**AIM**
Reproduce every entry exactly.

**THE INPUT**
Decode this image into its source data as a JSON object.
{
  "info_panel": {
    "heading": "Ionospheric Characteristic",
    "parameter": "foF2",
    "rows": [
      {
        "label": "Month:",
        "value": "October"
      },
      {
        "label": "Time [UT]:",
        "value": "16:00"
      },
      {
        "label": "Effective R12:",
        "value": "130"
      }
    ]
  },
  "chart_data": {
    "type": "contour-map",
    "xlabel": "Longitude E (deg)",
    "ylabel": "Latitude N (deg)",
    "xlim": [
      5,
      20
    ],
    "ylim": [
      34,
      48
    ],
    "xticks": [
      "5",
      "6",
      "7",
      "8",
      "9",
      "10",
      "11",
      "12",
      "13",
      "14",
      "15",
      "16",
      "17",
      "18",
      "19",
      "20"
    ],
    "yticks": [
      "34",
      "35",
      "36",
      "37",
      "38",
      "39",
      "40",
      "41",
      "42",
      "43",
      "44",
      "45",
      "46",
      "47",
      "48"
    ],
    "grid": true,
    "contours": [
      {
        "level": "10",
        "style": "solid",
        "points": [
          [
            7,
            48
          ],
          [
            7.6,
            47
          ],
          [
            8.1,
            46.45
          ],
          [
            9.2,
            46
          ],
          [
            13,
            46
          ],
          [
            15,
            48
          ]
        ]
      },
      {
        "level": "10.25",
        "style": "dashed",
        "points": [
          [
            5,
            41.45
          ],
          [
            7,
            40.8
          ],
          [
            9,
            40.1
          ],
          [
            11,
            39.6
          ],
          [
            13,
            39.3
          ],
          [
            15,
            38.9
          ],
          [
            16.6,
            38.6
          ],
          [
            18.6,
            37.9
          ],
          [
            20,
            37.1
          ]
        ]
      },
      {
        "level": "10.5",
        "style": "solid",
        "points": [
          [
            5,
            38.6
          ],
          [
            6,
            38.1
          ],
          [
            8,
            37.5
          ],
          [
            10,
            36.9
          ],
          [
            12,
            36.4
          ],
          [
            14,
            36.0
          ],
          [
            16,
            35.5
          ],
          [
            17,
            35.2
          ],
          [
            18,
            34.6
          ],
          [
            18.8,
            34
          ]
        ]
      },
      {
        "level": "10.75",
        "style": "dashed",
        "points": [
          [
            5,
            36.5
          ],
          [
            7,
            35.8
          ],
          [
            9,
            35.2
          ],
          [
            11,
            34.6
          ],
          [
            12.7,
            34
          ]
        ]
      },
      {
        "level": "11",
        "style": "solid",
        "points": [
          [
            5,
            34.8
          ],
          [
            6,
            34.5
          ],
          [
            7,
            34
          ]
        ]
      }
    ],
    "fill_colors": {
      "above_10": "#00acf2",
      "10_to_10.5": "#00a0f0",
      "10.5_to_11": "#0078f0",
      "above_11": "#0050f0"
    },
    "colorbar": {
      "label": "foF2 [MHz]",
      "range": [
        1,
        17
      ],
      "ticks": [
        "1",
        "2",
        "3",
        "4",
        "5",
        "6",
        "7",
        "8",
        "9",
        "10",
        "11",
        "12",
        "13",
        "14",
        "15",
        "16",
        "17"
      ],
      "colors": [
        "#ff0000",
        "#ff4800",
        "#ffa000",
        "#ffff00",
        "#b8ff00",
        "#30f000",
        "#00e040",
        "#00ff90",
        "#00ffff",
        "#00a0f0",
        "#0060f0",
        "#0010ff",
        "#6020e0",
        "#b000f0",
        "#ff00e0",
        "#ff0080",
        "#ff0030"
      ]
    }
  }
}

**EXERCISE RESPONSE**
Decode this image into its source data as a JSON object.
{
  "info_panel": {
    "heading": "Ionospheric Characteristic",
    "parameter": "foF2",
    "rows": [
      {
        "label": "Month:",
        "value": "October"
      },
      {
        "label": "Time [UT]:",
        "value": "16:00"
      },
      {
        "label": "Effective R12:",
        "value": "130"
      }
    ]
  },
  "chart_data": {
    "type": "contour-map",
    "xlabel": "Longitude E (deg)",
    "ylabel": "Latitude N (deg)",
    "xlim": [
      5,
      20
    ],
    "ylim": [
      34,
      48
    ],
    "xticks": [
      "5",
      "6",
      "7",
      "8",
      "9",
      "10",
      "11",
      "12",
      "13",
      "14",
      "15",
      "16",
      "17",
      "18",
      "19",
      "20"
    ],
    "yticks": [
      "34",
      "35",
      "36",
      "37",
      "38",
      "39",
      "40",
      "41",
      "42",
      "43",
      "44",
      "45",
      "46",
      "47",
      "48"
    ],
    "grid": true,
    "contours": [
      {
        "level": "10",
        "style": "solid",
        "points": [
          [
            7,
            48
          ],
          [
            7.6,
            47
          ],
          [
            8.1,
            46.45
          ],
          [
            9.2,
            46
          ],
          [
            13,
            46
          ],
          [
            15,
            48
          ]
        ]
      },
      {
        "level": "10.25",
        "style": "dashed",
        "points": [
          [
            5,
            41.45
          ],
          [
            7,
            40.8
          ],
          [
            9,
            40.1
          ],
          [
            11,
            39.6
          ],
          [
            13,
            39.3
          ],
          [
            15,
            38.9
          ],
          [
            16.6,
            38.6
          ],
          [
            18.6,
            37.9
          ],
          [
            20,
            37.1
          ]
        ]
      },
      {
        "level": "10.5",
        "style": "solid",
        "points": [
          [
            5,
            38.6
          ],
          [
            6,
            38.1
          ],
          [
            8,
            37.5
          ],
          [
            10,
            36.9
          ],
          [
            12,
            36.4
          ],
          [
            14,
            36.0
          ],
          [
            16,
            35.5
          ],
          [
            17,
            35.2
          ],
          [
            18,
            34.6
          ],
          [
            18.8,
            34
          ]
        ]
      },
      {
        "level": "10.75",
        "style": "dashed",
        "points": [
          [
            5,
            36.5
          ],
          [
            7,
            35.8
          ],
          [
            9,
            35.2
          ],
          [
            11,
            34.6
          ],
          [
            12.7,
            34
          ]
        ]
      },
      {
        "level": "11",
        "style": "solid",
        "points": [
          [
            5,
            34.8
          ],
          [
            6,
            34.5
          ],
          [
            7,
            34
          ]
        ]
      }
    ],
    "fill_colors": {
      "above_10": "#00acf2",
      "10_to_10.5": "#00a0f0",
      "10.5_to_11": "#0078f0",
      "above_11": "#0050f0"
    },
    "colorbar": {
      "label": "foF2 [MHz]",
      "range": [
        1,
        17
      ],
      "ticks": [
        "1",
        "2",
        "3",
        "4",
        "5",
        "6",
        "7",
        "8",
        "9",
        "10",
        "11",
        "12",
        "13",
        "14",
        "15",
        "16",
        "17"
      ],
      "colors": [
        "#ff0000",
        "#ff4800",
        "#ffa000",
        "#ffff00",
        "#b8ff00",
        "#30f000",
        "#00e040",
        "#00ff90",
        "#00ffff",
        "#00a0f0",
        "#0060f0",
        "#0010ff",
        "#6020e0",
        "#b000f0",
        "#ff00e0",
        "#ff0080",
        "#ff0030"
      ]
    }
  }
}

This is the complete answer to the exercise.